## What the task asks
State how many lines hold the word "цементно", with no other words.

## The input
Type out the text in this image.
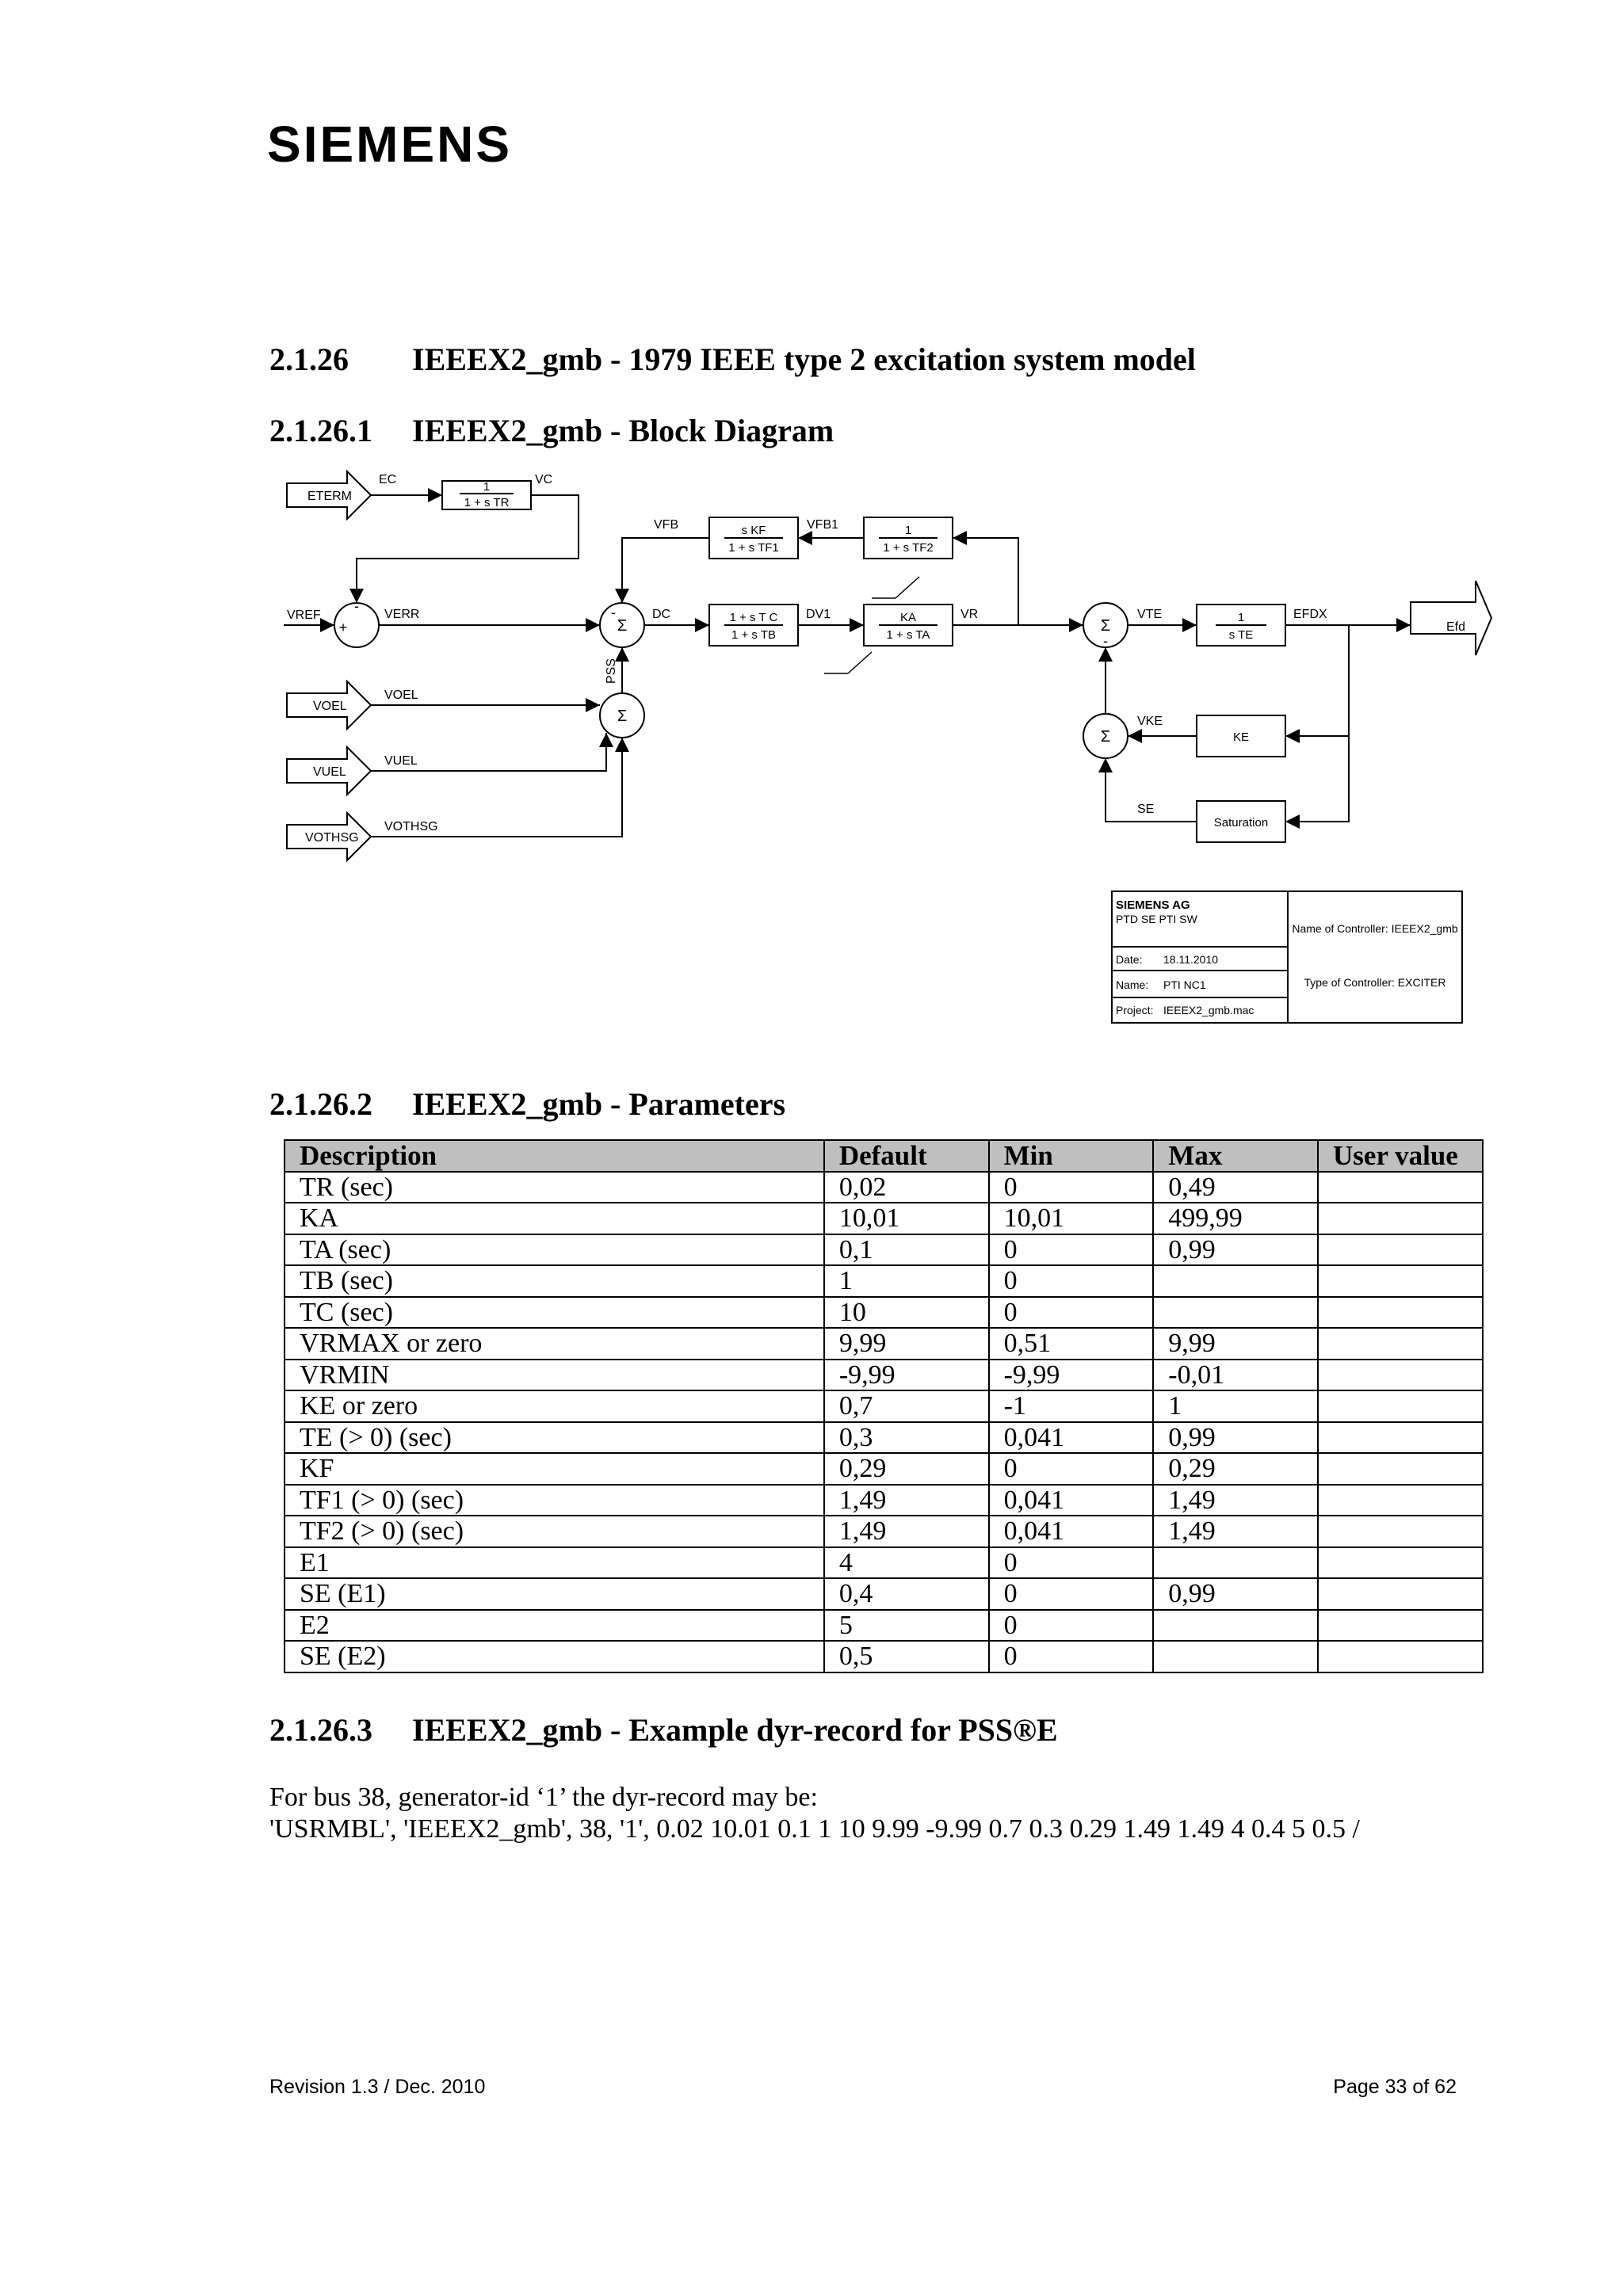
SIEMENS
2.1.26 IEEEX2_gmb - 1979 IEEE type 2 excitation system model
2.1.26.1 IEEEX2_gmb - Block Diagram
ETERM
VOEL
VUEL
VOTHSG
VREF
EC	VC
VERR
VFB	VFB1
DC	DV1	VR	VTE	EFDX
VKE
SE
VOEL
VUEL
VOTHSG
PSS
Efd
1
1 + s TR
s KF
1 + s TF1
1
1 + s TF2
1 + s T C
1 + s TB
KA
1 + s TA
1
s TE
KE
Saturation
Σ
Σ
Σ
Σ
-
+
-
-
SIEMENS AG
PTD SE PTI SW
Date: 18.11.2010
Name: PTI NC1
Project: IEEEX2_gmb.mac
Name of Controller: IEEEX2_gmb
Type of Controller: EXCITER
2.1.26.2 IEEEX2_gmb - Parameters
Description	Default	Min	Max	User value
TR (sec)	0,02	0	0,49	
KA	10,01	10,01	499,99	
TA (sec)	0,1	0	0,99	
TB (sec)	1	0		
TC (sec)	10	0		
VRMAX or zero	9,99	0,51	9,99	
VRMIN	-9,99	-9,99	-0,01	
KE or zero	0,7	-1	1	
TE (> 0) (sec)	0,3	0,041	0,99	
KF	0,29	0	0,29	
TF1 (> 0) (sec)	1,49	0,041	1,49	
TF2 (> 0) (sec)	1,49	0,041	1,49	
E1	4	0		
SE (E1)	0,4	0	0,99	
E2	5	0		
SE (E2)	0,5	0		
2.1.26.3 IEEEX2_gmb - Example dyr-record for PSS®E
For bus 38, generator-id ‘1’ the dyr-record may be:
'USRMBL', 'IEEEX2_gmb', 38, '1', 0.02 10.01 0.1 1 10 9.99 -9.99 0.7 0.3 0.29 1.49 1.49 4 0.4 5 0.5 /
Revision 1.3 / Dec. 2010	Page 33 of 62
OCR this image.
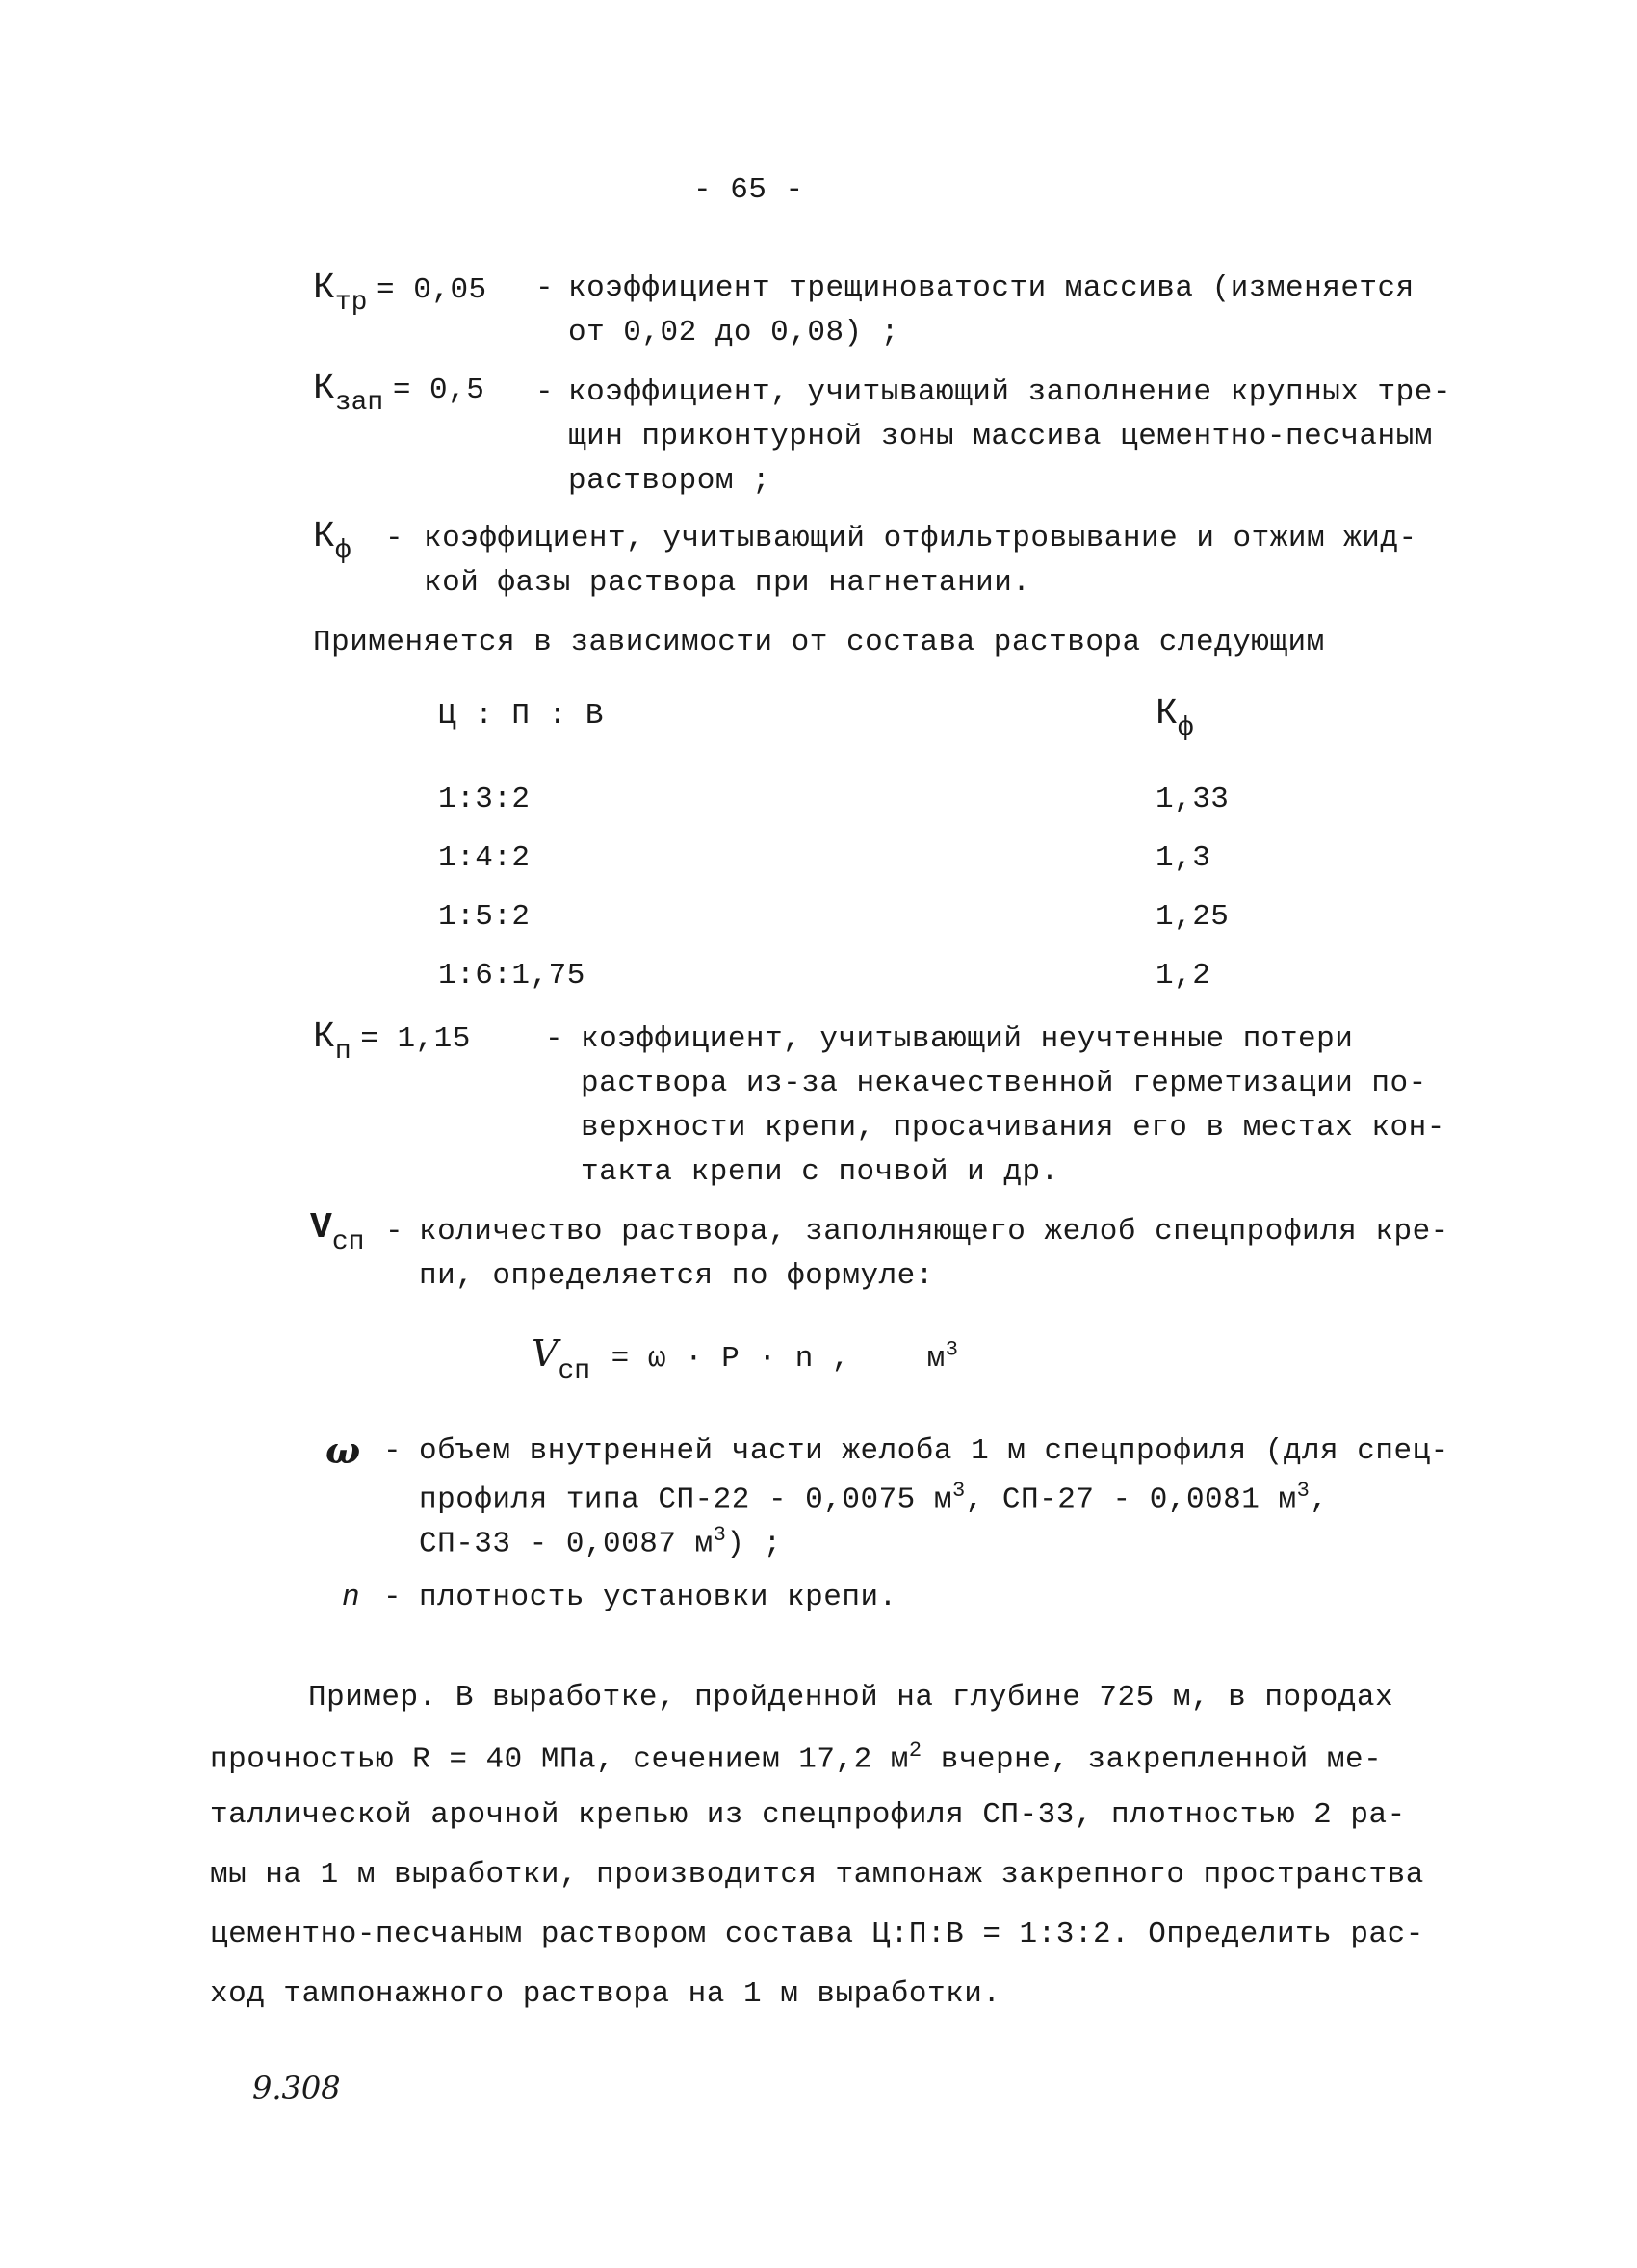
- 65 -
Ктр = 0,05 - коэффициент трещиноватости массива (изменяется
от 0,02 до 0,08) ;
Кзап = 0,5 - коэффициент, учитывающий заполнение крупных тре-
щин приконтурной зоны массива цементно-песчаным
раствором ;
Кф - коэффициент, учитывающий отфильтровывание и отжим жид-
кой фазы раствора при нагнетании.
Применяется в зависимости от состава раствора следующим
Ц : П : В	Кф
1:3:2	1,33
1:4:2	1,3
1:5:2	1,25
1:6:1,75	1,2
Кп = 1,15 - коэффициент, учитывающий неучтенные потери
раствора из-за некачественной герметизации по-
верхности крепи, просачивания его в местах кон-
такта крепи с почвой и др.
Vсп - количество раствора, заполняющего желоб спецпрофиля кре-
пи, определяется по формуле:
Vсп = ω · P · n ,	$м^3$
ω - объем внутренней части желоба 1 м спецпрофиля (для спец-
профиля типа СП-22 - 0,0075 $м^3$, СП-27 - 0,0081 $м^3$,
СП-33 - 0,0087 $м^3$) ;
n - плотность установки крепи.
Пример. В выработке, пройденной на глубине 725 м, в породах
прочностью R = 40 МПа, сечением 17,2 $м^2$ вчерне, закрепленной ме-
таллической арочной крепью из спецпрофиля СП-33, плотностью 2 ра-
мы на 1 м выработки, производится тампонаж закрепного пространства
цементно-песчаным раствором состава Ц:П:В = 1:3:2. Определить рас-
ход тампонажного раствора на 1 м выработки.
9.308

## The answer
2